Your goal: Take the material below and write it all out again exactly.

Input rows:
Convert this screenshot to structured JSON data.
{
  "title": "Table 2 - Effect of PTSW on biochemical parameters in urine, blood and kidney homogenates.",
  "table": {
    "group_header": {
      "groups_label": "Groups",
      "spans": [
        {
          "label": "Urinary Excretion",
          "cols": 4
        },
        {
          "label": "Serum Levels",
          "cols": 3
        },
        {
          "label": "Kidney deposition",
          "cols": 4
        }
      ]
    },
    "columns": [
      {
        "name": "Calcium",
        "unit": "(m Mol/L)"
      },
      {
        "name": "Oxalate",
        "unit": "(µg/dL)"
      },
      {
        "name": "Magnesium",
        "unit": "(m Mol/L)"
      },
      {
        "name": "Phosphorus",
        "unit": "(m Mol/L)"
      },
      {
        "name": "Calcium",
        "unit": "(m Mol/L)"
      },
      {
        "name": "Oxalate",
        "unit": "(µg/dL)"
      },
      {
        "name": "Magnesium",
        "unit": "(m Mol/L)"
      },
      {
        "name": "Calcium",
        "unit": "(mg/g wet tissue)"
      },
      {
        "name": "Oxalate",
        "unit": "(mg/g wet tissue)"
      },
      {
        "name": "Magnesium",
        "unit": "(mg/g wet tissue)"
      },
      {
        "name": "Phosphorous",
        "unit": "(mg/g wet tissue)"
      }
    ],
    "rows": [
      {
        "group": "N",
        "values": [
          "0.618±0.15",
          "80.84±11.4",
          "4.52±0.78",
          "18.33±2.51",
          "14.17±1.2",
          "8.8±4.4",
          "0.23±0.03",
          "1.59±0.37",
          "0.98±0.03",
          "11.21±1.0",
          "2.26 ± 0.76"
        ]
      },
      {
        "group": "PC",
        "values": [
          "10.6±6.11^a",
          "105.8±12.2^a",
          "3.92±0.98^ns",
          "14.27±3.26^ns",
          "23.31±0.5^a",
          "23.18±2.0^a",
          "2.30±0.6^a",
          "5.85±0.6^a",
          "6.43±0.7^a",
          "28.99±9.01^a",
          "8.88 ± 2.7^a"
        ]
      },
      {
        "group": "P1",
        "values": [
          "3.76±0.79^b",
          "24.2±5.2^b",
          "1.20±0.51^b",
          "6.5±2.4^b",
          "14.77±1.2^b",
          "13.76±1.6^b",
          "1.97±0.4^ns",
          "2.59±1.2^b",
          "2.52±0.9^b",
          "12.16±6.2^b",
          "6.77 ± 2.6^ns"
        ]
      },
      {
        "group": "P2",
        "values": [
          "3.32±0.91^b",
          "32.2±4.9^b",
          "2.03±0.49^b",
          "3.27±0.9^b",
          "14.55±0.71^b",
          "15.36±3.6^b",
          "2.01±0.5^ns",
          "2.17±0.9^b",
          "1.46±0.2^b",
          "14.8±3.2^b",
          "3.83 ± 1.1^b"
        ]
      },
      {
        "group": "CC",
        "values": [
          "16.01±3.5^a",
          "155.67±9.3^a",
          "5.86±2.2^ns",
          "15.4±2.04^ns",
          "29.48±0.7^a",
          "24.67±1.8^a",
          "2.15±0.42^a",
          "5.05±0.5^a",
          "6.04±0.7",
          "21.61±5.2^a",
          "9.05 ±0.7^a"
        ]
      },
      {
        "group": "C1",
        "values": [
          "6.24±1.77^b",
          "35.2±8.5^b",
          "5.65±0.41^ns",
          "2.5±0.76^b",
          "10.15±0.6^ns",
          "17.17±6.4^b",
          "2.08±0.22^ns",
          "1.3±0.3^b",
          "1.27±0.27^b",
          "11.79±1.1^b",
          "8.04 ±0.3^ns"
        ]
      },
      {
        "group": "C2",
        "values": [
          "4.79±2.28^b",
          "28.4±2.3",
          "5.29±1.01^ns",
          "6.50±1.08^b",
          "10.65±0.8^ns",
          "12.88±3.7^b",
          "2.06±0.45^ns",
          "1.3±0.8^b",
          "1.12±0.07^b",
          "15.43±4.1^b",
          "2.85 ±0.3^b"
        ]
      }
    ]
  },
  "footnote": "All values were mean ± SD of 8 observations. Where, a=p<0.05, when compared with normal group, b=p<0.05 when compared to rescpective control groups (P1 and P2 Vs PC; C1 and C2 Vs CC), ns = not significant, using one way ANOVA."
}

Exercise result:
Convert this screenshot to structured JSON data.
{
  "title": "Table 2 - Effect of PTSW on biochemical parameters in urine, blood and kidney homogenates.",
  "table": {
    "group_header": {
      "groups_label": "Groups",
      "spans": [
        {
          "label": "Urinary Excretion",
          "cols": 4
        },
        {
          "label": "Serum Levels",
          "cols": 3
        },
        {
          "label": "Kidney deposition",
          "cols": 4
        }
      ]
    },
    "columns": [
      {
        "name": "Calcium",
        "unit": "(m Mol/L)"
      },
      {
        "name": "Oxalate",
        "unit": "(µg/dL)"
      },
      {
        "name": "Magnesium",
        "unit": "(m Mol/L)"
      },
      {
        "name": "Phosphorus",
        "unit": "(m Mol/L)"
      },
      {
        "name": "Calcium",
        "unit": "(m Mol/L)"
      },
      {
        "name": "Oxalate",
        "unit": "(µg/dL)"
      },
      {
        "name": "Magnesium",
        "unit": "(m Mol/L)"
      },
      {
        "name": "Calcium",
        "unit": "(mg/g wet tissue)"
      },
      {
        "name": "Oxalate",
        "unit": "(mg/g wet tissue)"
      },
      {
        "name": "Magnesium",
        "unit": "(mg/g wet tissue)"
      },
      {
        "name": "Phosphorous",
        "unit": "(mg/g wet tissue)"
      }
    ],
    "rows": [
      {
        "group": "N",
        "values": [
          "0.618±0.15",
          "80.84±11.4",
          "4.52±0.78",
          "18.33±2.51",
          "14.17±1.2",
          "8.8±4.4",
          "0.23±0.03",
          "1.59±0.37",
          "0.98±0.03",
          "11.21±1.0",
          "2.26 ± 0.76"
        ]
      },
      {
        "group": "PC",
        "values": [
          "10.6±6.11^a",
          "105.8±12.2^a",
          "3.92±0.98^ns",
          "14.27±3.26^ns",
          "23.31±0.5^a",
          "23.18±2.0^a",
          "2.30±0.6^a",
          "5.85±0.6^a",
          "6.43±0.7^a",
          "28.99±9.01^a",
          "8.88 ± 2.7^a"
        ]
      },
      {
        "group": "P1",
        "values": [
          "3.76±0.79^b",
          "24.2±5.2^b",
          "1.20±0.51^b",
          "6.5±2.4^b",
          "14.77±1.2^b",
          "13.76±1.6^b",
          "1.97±0.4^ns",
          "2.59±1.2^b",
          "2.52±0.9^b",
          "12.16±6.2^b",
          "6.77 ± 2.6^ns"
        ]
      },
      {
        "group": "P2",
        "values": [
          "3.32±0.91^b",
          "32.2±4.9^b",
          "2.03±0.49^b",
          "3.27±0.9^b",
          "14.55±0.71^b",
          "15.36±3.6^b",
          "2.01±0.5^ns",
          "2.17±0.9^b",
          "1.46±0.2^b",
          "14.8±3.2^b",
          "3.83 ± 1.1^b"
        ]
      },
      {
        "group": "CC",
        "values": [
          "16.01±3.5^a",
          "155.67±9.3^a",
          "5.86±2.2^ns",
          "15.4±2.04^ns",
          "29.48±0.7^a",
          "24.67±1.8^a",
          "2.15±0.42^a",
          "5.05±0.5^a",
          "6.04±0.7",
          "21.61±5.2^a",
          "9.05 ±0.7^a"
        ]
      },
      {
        "group": "C1",
        "values": [
          "6.24±1.77^b",
          "35.2±8.5^b",
          "5.65±0.41^ns",
          "2.5±0.76^b",
          "10.15±0.6^ns",
          "17.17±6.4^b",
          "2.08±0.22^ns",
          "1.3±0.3^b",
          "1.27±0.27^b",
          "11.79±1.1^b",
          "8.04 ±0.3^ns"
        ]
      },
      {
        "group": "C2",
        "values": [
          "4.79±2.28^b",
          "28.4±2.3",
          "5.29±1.01^ns",
          "6.50±1.08^b",
          "10.65±0.8^ns",
          "12.88±3.7^b",
          "2.06±0.45^ns",
          "1.3±0.8^b",
          "1.12±0.07^b",
          "15.43±4.1^b",
          "2.85 ±0.3^b"
        ]
      }
    ]
  },
  "footnote": "All values were mean ± SD of 8 observations. Where, a=p<0.05, when compared with normal group, b=p<0.05 when compared to rescpective control groups (P1 and P2 Vs PC; C1 and C2 Vs CC), ns = not significant, using one way ANOVA."
}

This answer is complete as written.